▸ **DATA EXTRACT**
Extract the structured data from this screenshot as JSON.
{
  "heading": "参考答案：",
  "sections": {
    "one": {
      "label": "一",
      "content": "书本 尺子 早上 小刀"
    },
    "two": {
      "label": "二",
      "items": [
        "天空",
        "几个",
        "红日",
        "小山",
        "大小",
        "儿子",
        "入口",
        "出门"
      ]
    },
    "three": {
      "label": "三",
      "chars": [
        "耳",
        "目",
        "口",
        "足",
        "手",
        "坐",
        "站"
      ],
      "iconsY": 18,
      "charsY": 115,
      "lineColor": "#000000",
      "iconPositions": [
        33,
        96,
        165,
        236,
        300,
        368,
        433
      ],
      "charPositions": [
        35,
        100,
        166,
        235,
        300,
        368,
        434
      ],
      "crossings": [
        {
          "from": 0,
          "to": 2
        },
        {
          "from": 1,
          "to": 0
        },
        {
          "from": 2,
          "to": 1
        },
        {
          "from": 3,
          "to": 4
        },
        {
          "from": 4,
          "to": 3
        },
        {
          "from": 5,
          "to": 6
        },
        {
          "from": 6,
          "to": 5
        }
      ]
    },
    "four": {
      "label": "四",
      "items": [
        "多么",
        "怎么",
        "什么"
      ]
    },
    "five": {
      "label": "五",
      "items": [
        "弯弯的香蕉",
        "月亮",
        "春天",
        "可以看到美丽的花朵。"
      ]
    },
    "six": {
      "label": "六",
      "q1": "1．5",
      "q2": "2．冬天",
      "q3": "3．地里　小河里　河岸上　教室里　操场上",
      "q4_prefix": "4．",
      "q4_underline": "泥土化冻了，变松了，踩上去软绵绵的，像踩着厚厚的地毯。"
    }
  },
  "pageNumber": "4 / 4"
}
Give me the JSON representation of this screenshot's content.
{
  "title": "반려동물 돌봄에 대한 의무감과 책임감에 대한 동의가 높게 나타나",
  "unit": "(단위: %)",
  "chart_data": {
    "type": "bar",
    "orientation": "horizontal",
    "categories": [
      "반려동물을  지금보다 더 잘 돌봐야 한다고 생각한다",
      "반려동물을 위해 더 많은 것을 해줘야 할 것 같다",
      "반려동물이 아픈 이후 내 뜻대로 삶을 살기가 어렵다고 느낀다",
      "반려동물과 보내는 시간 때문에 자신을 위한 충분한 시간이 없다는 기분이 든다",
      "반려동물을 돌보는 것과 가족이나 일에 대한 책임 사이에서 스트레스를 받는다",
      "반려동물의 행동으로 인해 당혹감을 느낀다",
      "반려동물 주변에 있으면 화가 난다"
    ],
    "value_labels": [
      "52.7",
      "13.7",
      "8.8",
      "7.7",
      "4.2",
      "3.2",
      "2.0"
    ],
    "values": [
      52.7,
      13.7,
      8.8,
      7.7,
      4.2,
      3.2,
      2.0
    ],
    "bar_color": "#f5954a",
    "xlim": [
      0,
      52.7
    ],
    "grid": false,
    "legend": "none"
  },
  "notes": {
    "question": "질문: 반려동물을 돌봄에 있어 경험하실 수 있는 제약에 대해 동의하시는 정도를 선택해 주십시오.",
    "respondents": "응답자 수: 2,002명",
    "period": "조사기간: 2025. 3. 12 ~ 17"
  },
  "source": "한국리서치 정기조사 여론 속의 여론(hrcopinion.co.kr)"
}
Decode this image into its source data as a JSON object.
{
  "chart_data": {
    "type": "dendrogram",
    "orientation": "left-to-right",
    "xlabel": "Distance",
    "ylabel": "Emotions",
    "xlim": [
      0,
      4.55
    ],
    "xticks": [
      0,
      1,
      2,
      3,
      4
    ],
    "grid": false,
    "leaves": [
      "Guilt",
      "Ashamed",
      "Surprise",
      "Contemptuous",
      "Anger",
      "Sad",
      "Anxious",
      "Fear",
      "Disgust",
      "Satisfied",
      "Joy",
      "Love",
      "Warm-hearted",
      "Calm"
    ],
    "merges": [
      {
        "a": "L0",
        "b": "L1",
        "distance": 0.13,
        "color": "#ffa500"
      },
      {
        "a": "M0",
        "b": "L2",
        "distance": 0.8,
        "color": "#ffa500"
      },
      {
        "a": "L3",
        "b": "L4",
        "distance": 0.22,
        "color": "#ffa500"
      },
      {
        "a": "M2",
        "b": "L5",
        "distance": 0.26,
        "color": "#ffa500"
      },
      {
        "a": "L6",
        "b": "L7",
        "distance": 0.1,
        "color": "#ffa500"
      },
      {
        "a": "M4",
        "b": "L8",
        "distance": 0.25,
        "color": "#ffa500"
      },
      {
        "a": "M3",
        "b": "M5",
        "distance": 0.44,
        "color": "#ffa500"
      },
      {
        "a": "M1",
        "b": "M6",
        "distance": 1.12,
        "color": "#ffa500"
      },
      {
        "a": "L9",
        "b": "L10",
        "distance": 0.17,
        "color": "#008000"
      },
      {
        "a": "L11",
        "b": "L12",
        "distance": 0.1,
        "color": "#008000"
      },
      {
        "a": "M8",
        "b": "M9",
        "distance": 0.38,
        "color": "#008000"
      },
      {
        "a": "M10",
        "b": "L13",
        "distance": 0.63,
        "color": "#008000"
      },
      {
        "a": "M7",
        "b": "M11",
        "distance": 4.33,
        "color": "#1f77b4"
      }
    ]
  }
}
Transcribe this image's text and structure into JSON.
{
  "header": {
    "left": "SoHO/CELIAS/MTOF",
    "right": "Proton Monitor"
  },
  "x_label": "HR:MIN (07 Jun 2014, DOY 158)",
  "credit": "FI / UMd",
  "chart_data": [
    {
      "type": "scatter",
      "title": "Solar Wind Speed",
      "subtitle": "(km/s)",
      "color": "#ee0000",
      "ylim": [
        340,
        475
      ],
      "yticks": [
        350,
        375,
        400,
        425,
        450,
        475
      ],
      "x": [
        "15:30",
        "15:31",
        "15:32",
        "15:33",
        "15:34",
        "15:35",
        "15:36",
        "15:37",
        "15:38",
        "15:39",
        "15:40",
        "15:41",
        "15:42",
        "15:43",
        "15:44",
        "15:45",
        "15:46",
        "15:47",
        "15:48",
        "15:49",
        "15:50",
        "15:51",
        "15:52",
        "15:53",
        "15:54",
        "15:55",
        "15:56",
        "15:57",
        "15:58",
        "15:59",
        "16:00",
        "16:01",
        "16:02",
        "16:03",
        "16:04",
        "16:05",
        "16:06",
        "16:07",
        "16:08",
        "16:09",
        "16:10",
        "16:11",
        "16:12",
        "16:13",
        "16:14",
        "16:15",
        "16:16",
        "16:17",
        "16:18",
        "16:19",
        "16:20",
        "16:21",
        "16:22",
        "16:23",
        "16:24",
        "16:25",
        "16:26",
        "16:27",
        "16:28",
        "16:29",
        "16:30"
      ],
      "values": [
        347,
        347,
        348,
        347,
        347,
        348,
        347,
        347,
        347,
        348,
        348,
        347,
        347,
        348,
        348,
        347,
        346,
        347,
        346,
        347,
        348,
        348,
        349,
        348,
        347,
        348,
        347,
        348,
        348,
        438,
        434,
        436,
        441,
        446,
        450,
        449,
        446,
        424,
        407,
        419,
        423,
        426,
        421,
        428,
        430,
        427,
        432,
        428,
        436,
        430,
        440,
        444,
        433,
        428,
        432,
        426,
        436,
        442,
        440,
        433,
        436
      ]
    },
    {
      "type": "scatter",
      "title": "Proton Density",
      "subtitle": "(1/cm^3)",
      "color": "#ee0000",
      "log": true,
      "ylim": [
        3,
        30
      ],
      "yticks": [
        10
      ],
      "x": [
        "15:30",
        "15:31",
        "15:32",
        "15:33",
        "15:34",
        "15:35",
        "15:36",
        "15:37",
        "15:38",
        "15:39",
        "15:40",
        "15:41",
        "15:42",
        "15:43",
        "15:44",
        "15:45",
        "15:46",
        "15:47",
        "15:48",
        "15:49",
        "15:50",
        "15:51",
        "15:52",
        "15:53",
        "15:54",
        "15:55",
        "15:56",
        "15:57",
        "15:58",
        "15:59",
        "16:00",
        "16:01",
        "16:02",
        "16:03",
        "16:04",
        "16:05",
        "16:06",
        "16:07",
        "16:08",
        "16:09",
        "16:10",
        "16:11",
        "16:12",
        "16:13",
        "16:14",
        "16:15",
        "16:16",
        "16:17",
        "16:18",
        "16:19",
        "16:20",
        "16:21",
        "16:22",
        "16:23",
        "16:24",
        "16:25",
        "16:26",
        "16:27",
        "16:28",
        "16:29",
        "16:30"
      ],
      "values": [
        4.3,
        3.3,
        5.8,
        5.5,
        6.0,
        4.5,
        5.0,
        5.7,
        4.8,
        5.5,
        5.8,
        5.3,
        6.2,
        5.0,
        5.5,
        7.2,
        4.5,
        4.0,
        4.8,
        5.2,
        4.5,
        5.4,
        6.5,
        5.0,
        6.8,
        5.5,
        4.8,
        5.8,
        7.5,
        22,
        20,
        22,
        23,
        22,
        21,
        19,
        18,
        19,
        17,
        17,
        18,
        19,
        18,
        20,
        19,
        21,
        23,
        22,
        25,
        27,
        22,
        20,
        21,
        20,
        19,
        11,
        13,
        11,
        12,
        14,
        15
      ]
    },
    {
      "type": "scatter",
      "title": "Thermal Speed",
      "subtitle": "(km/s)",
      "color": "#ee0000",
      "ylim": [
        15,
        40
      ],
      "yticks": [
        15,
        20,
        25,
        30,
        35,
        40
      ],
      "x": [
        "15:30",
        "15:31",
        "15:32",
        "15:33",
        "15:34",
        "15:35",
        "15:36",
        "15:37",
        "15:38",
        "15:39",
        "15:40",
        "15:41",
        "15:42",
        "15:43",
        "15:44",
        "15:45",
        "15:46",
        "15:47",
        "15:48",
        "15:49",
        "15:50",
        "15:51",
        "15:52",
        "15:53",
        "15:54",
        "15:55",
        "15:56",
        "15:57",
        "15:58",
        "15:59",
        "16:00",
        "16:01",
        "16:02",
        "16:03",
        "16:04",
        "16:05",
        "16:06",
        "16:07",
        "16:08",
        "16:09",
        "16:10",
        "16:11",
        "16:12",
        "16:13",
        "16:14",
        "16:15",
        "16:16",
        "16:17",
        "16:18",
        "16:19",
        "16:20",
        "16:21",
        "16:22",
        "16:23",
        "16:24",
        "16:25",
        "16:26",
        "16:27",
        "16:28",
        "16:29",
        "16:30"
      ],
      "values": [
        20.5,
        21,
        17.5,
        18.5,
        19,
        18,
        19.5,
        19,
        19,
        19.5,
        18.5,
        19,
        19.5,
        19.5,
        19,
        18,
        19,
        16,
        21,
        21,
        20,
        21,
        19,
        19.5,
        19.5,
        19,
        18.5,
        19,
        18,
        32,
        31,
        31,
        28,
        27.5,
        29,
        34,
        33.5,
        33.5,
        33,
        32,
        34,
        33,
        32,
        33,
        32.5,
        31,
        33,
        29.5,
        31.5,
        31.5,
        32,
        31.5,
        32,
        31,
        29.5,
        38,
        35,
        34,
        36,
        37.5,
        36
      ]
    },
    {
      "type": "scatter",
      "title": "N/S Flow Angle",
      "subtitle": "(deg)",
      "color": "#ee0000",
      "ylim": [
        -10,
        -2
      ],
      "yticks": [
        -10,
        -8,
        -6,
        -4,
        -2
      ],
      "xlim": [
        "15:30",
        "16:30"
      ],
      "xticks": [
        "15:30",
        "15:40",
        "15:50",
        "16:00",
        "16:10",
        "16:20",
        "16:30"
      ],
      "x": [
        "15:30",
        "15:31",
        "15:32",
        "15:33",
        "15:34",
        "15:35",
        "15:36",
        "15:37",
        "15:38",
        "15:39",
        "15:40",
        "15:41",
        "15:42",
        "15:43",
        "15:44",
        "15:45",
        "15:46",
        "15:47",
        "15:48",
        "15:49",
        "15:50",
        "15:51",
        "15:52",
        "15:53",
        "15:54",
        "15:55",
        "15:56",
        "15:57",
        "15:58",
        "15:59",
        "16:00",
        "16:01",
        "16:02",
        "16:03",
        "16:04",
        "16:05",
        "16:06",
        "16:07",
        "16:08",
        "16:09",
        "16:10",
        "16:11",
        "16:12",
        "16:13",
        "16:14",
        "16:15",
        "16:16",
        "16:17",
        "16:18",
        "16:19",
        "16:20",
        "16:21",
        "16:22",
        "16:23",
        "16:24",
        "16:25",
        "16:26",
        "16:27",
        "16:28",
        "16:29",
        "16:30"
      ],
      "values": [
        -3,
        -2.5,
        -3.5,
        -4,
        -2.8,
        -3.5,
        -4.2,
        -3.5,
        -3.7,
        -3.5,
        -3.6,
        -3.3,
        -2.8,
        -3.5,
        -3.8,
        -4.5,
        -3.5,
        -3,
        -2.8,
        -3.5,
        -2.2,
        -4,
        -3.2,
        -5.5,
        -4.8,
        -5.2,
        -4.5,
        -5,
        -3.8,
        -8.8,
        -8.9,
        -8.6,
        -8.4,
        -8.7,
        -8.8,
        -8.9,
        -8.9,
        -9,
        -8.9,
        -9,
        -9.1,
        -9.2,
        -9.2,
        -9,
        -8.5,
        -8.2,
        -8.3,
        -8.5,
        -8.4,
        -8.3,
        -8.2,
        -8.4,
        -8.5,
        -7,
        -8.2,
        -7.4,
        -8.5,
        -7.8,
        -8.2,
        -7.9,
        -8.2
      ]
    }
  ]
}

▸ **WORK TO BE COMPLETED**
Examine the records and pull out every line where the string "content" occurs.

▸ **FULL RESPONSE**
      "content": "书本 尺子 早上 小刀"
Give me the JSON representation of this screenshot's content.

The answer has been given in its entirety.